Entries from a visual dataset
Start

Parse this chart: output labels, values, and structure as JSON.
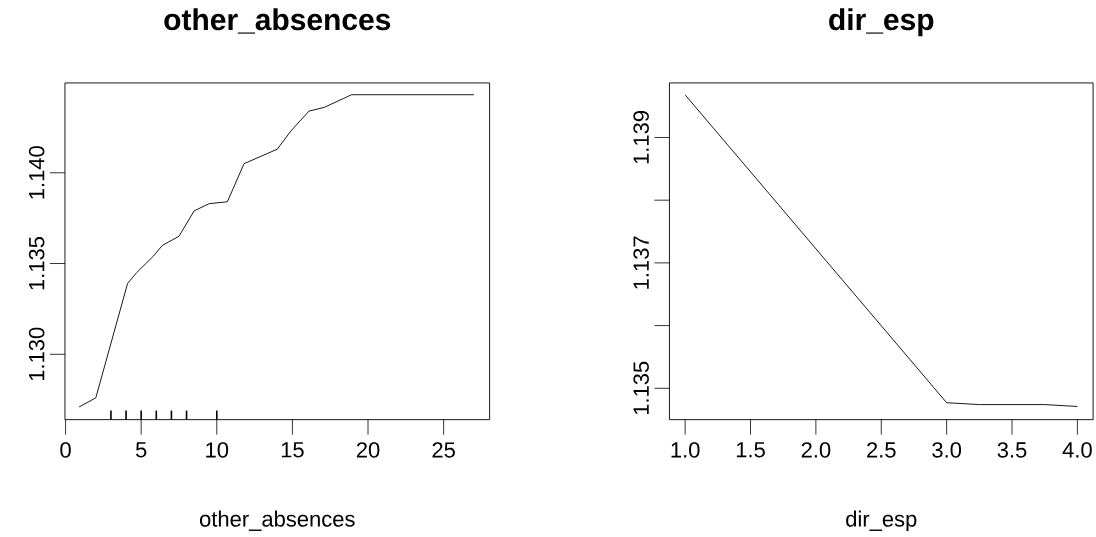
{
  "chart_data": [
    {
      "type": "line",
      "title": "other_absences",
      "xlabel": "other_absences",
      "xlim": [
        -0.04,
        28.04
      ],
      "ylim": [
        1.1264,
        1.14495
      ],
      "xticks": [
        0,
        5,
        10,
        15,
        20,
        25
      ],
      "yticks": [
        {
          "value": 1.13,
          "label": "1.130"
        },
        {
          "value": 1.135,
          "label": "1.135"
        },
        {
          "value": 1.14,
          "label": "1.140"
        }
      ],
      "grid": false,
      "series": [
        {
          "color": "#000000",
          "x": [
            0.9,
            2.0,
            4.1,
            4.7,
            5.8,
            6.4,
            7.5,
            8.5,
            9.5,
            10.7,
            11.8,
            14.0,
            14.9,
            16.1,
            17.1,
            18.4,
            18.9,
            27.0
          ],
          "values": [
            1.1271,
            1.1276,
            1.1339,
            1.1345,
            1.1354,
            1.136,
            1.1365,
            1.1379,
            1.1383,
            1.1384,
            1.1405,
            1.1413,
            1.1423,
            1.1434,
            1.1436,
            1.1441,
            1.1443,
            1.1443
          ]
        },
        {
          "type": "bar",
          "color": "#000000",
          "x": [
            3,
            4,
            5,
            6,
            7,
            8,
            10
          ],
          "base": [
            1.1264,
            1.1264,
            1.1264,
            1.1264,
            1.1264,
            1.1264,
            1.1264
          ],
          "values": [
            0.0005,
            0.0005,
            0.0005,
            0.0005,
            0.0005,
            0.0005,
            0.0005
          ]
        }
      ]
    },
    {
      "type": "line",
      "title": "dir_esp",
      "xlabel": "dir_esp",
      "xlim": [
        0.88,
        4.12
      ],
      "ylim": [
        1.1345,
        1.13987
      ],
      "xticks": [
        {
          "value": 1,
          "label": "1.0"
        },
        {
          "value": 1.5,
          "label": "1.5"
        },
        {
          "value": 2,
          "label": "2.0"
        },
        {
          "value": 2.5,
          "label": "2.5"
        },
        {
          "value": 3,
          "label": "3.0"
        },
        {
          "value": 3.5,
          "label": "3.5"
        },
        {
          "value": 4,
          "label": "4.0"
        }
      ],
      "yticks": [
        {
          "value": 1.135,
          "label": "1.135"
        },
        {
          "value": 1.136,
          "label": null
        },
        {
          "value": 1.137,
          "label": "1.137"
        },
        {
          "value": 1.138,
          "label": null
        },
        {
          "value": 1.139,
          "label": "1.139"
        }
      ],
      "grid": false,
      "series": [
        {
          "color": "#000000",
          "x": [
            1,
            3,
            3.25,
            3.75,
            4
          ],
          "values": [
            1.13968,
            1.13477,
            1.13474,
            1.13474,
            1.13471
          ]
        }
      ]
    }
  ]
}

End

● THE EXERCISE:
Without the pictures, extract every entry verbatim.

● FULL ANSWER:
Parse this chart: output labels, values, and structure as JSON.
{
  "chart_data": [
    {
      "type": "line",
      "title": "other_absences",
      "xlabel": "other_absences",
      "xlim": [
        -0.04,
        28.04
      ],
      "ylim": [
        1.1264,
        1.14495
      ],
      "xticks": [
        0,
        5,
        10,
        15,
        20,
        25
      ],
      "yticks": [
        {
          "value": 1.13,
          "label": "1.130"
        },
        {
          "value": 1.135,
          "label": "1.135"
        },
        {
          "value": 1.14,
          "label": "1.140"
        }
      ],
      "grid": false,
      "series": [
        {
          "color": "#000000",
          "x": [
            0.9,
            2.0,
            4.1,
            4.7,
            5.8,
            6.4,
            7.5,
            8.5,
            9.5,
            10.7,
            11.8,
            14.0,
            14.9,
            16.1,
            17.1,
            18.4,
            18.9,
            27.0
          ],
          "values": [
            1.1271,
            1.1276,
            1.1339,
            1.1345,
            1.1354,
            1.136,
            1.1365,
            1.1379,
            1.1383,
            1.1384,
            1.1405,
            1.1413,
            1.1423,
            1.1434,
            1.1436,
            1.1441,
            1.1443,
            1.1443
          ]
        },
        {
          "type": "bar",
          "color": "#000000",
          "x": [
            3,
            4,
            5,
            6,
            7,
            8,
            10
          ],
          "base": [
            1.1264,
            1.1264,
            1.1264,
            1.1264,
            1.1264,
            1.1264,
            1.1264
          ],
          "values": [
            0.0005,
            0.0005,
            0.0005,
            0.0005,
            0.0005,
            0.0005,
            0.0005
          ]
        }
      ]
    },
    {
      "type": "line",
      "title": "dir_esp",
      "xlabel": "dir_esp",
      "xlim": [
        0.88,
        4.12
      ],
      "ylim": [
        1.1345,
        1.13987
      ],
      "xticks": [
        {
          "value": 1,
          "label": "1.0"
        },
        {
          "value": 1.5,
          "label": "1.5"
        },
        {
          "value": 2,
          "label": "2.0"
        },
        {
          "value": 2.5,
          "label": "2.5"
        },
        {
          "value": 3,
          "label": "3.0"
        },
        {
          "value": 3.5,
          "label": "3.5"
        },
        {
          "value": 4,
          "label": "4.0"
        }
      ],
      "yticks": [
        {
          "value": 1.135,
          "label": "1.135"
        },
        {
          "value": 1.136,
          "label": null
        },
        {
          "value": 1.137,
          "label": "1.137"
        },
        {
          "value": 1.138,
          "label": null
        },
        {
          "value": 1.139,
          "label": "1.139"
        }
      ],
      "grid": false,
      "series": [
        {
          "color": "#000000",
          "x": [
            1,
            3,
            3.25,
            3.75,
            4
          ],
          "values": [
            1.13968,
            1.13477,
            1.13474,
            1.13474,
            1.13471
          ]
        }
      ]
    }
  ]
}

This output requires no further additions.